### Task
Give back the full material, exactly as it reads.

### Working data
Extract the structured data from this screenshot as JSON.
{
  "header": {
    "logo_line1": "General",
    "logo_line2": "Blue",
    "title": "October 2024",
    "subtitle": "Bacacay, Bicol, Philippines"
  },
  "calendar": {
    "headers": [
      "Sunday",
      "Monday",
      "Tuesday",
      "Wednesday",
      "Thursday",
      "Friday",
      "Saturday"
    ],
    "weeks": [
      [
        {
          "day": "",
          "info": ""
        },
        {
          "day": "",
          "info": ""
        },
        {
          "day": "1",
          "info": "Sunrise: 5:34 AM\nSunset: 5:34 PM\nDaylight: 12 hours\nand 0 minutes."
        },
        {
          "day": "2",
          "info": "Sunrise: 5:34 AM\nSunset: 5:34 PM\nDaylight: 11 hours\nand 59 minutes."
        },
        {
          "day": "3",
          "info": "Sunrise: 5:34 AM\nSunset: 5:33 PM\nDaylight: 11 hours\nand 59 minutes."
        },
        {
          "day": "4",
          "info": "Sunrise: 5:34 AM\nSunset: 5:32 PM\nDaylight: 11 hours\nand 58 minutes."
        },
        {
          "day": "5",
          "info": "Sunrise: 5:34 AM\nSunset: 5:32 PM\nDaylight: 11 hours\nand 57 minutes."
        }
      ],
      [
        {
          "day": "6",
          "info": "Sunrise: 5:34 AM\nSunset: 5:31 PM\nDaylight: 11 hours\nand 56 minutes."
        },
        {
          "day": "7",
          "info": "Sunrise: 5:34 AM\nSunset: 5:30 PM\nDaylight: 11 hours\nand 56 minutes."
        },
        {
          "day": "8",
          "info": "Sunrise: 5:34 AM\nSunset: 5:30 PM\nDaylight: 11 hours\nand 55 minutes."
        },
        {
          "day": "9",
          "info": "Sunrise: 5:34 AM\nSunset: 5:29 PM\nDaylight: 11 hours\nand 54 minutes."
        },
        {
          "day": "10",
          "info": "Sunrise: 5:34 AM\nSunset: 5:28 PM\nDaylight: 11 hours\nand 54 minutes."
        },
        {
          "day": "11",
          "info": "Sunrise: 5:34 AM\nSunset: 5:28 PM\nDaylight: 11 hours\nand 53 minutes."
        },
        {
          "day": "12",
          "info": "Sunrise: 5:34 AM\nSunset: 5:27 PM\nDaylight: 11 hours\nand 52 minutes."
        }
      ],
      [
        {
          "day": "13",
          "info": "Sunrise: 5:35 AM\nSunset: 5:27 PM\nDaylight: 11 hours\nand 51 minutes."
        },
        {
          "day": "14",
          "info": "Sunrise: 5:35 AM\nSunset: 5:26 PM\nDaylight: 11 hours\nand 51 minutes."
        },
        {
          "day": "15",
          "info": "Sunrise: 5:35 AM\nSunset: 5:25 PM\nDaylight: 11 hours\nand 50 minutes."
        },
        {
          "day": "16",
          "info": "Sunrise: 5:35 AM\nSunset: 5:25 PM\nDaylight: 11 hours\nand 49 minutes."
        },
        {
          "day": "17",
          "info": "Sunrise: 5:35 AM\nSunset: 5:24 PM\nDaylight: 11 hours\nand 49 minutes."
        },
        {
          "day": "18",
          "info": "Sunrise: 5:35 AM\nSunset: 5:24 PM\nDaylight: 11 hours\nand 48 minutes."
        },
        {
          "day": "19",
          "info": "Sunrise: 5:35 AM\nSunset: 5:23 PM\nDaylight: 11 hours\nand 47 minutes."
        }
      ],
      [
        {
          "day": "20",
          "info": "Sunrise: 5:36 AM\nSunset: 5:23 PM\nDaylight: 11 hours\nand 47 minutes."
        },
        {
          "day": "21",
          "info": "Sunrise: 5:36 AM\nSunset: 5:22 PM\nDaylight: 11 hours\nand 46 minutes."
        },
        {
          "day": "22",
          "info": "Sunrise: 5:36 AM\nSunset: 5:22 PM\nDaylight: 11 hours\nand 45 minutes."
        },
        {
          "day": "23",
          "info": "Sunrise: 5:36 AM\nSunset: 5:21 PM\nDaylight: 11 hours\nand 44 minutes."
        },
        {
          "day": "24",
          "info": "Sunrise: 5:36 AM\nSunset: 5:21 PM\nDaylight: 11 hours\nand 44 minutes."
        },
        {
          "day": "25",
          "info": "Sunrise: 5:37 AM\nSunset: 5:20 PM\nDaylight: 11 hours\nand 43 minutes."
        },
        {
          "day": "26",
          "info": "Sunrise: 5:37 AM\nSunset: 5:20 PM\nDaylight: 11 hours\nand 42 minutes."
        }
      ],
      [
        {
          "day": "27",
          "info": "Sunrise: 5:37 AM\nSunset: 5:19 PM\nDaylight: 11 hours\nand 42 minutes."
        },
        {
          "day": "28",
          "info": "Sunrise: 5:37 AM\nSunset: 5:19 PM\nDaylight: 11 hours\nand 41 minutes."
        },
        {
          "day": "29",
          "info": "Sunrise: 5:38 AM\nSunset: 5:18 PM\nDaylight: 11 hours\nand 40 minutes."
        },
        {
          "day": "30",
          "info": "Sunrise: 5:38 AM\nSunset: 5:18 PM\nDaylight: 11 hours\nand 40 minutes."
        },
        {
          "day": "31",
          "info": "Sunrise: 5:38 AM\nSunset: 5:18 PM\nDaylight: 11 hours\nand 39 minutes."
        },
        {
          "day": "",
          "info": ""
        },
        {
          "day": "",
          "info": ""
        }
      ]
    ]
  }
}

### Answer to the exercise
Extract the structured data from this screenshot as JSON.
{
  "header": {
    "logo_line1": "General",
    "logo_line2": "Blue",
    "title": "October 2024",
    "subtitle": "Bacacay, Bicol, Philippines"
  },
  "calendar": {
    "headers": [
      "Sunday",
      "Monday",
      "Tuesday",
      "Wednesday",
      "Thursday",
      "Friday",
      "Saturday"
    ],
    "weeks": [
      [
        {
          "day": "",
          "info": ""
        },
        {
          "day": "",
          "info": ""
        },
        {
          "day": "1",
          "info": "Sunrise: 5:34 AM\nSunset: 5:34 PM\nDaylight: 12 hours\nand 0 minutes."
        },
        {
          "day": "2",
          "info": "Sunrise: 5:34 AM\nSunset: 5:34 PM\nDaylight: 11 hours\nand 59 minutes."
        },
        {
          "day": "3",
          "info": "Sunrise: 5:34 AM\nSunset: 5:33 PM\nDaylight: 11 hours\nand 59 minutes."
        },
        {
          "day": "4",
          "info": "Sunrise: 5:34 AM\nSunset: 5:32 PM\nDaylight: 11 hours\nand 58 minutes."
        },
        {
          "day": "5",
          "info": "Sunrise: 5:34 AM\nSunset: 5:32 PM\nDaylight: 11 hours\nand 57 minutes."
        }
      ],
      [
        {
          "day": "6",
          "info": "Sunrise: 5:34 AM\nSunset: 5:31 PM\nDaylight: 11 hours\nand 56 minutes."
        },
        {
          "day": "7",
          "info": "Sunrise: 5:34 AM\nSunset: 5:30 PM\nDaylight: 11 hours\nand 56 minutes."
        },
        {
          "day": "8",
          "info": "Sunrise: 5:34 AM\nSunset: 5:30 PM\nDaylight: 11 hours\nand 55 minutes."
        },
        {
          "day": "9",
          "info": "Sunrise: 5:34 AM\nSunset: 5:29 PM\nDaylight: 11 hours\nand 54 minutes."
        },
        {
          "day": "10",
          "info": "Sunrise: 5:34 AM\nSunset: 5:28 PM\nDaylight: 11 hours\nand 54 minutes."
        },
        {
          "day": "11",
          "info": "Sunrise: 5:34 AM\nSunset: 5:28 PM\nDaylight: 11 hours\nand 53 minutes."
        },
        {
          "day": "12",
          "info": "Sunrise: 5:34 AM\nSunset: 5:27 PM\nDaylight: 11 hours\nand 52 minutes."
        }
      ],
      [
        {
          "day": "13",
          "info": "Sunrise: 5:35 AM\nSunset: 5:27 PM\nDaylight: 11 hours\nand 51 minutes."
        },
        {
          "day": "14",
          "info": "Sunrise: 5:35 AM\nSunset: 5:26 PM\nDaylight: 11 hours\nand 51 minutes."
        },
        {
          "day": "15",
          "info": "Sunrise: 5:35 AM\nSunset: 5:25 PM\nDaylight: 11 hours\nand 50 minutes."
        },
        {
          "day": "16",
          "info": "Sunrise: 5:35 AM\nSunset: 5:25 PM\nDaylight: 11 hours\nand 49 minutes."
        },
        {
          "day": "17",
          "info": "Sunrise: 5:35 AM\nSunset: 5:24 PM\nDaylight: 11 hours\nand 49 minutes."
        },
        {
          "day": "18",
          "info": "Sunrise: 5:35 AM\nSunset: 5:24 PM\nDaylight: 11 hours\nand 48 minutes."
        },
        {
          "day": "19",
          "info": "Sunrise: 5:35 AM\nSunset: 5:23 PM\nDaylight: 11 hours\nand 47 minutes."
        }
      ],
      [
        {
          "day": "20",
          "info": "Sunrise: 5:36 AM\nSunset: 5:23 PM\nDaylight: 11 hours\nand 47 minutes."
        },
        {
          "day": "21",
          "info": "Sunrise: 5:36 AM\nSunset: 5:22 PM\nDaylight: 11 hours\nand 46 minutes."
        },
        {
          "day": "22",
          "info": "Sunrise: 5:36 AM\nSunset: 5:22 PM\nDaylight: 11 hours\nand 45 minutes."
        },
        {
          "day": "23",
          "info": "Sunrise: 5:36 AM\nSunset: 5:21 PM\nDaylight: 11 hours\nand 44 minutes."
        },
        {
          "day": "24",
          "info": "Sunrise: 5:36 AM\nSunset: 5:21 PM\nDaylight: 11 hours\nand 44 minutes."
        },
        {
          "day": "25",
          "info": "Sunrise: 5:37 AM\nSunset: 5:20 PM\nDaylight: 11 hours\nand 43 minutes."
        },
        {
          "day": "26",
          "info": "Sunrise: 5:37 AM\nSunset: 5:20 PM\nDaylight: 11 hours\nand 42 minutes."
        }
      ],
      [
        {
          "day": "27",
          "info": "Sunrise: 5:37 AM\nSunset: 5:19 PM\nDaylight: 11 hours\nand 42 minutes."
        },
        {
          "day": "28",
          "info": "Sunrise: 5:37 AM\nSunset: 5:19 PM\nDaylight: 11 hours\nand 41 minutes."
        },
        {
          "day": "29",
          "info": "Sunrise: 5:38 AM\nSunset: 5:18 PM\nDaylight: 11 hours\nand 40 minutes."
        },
        {
          "day": "30",
          "info": "Sunrise: 5:38 AM\nSunset: 5:18 PM\nDaylight: 11 hours\nand 40 minutes."
        },
        {
          "day": "31",
          "info": "Sunrise: 5:38 AM\nSunset: 5:18 PM\nDaylight: 11 hours\nand 39 minutes."
        },
        {
          "day": "",
          "info": ""
        },
        {
          "day": "",
          "info": ""
        }
      ]
    ]
  }
}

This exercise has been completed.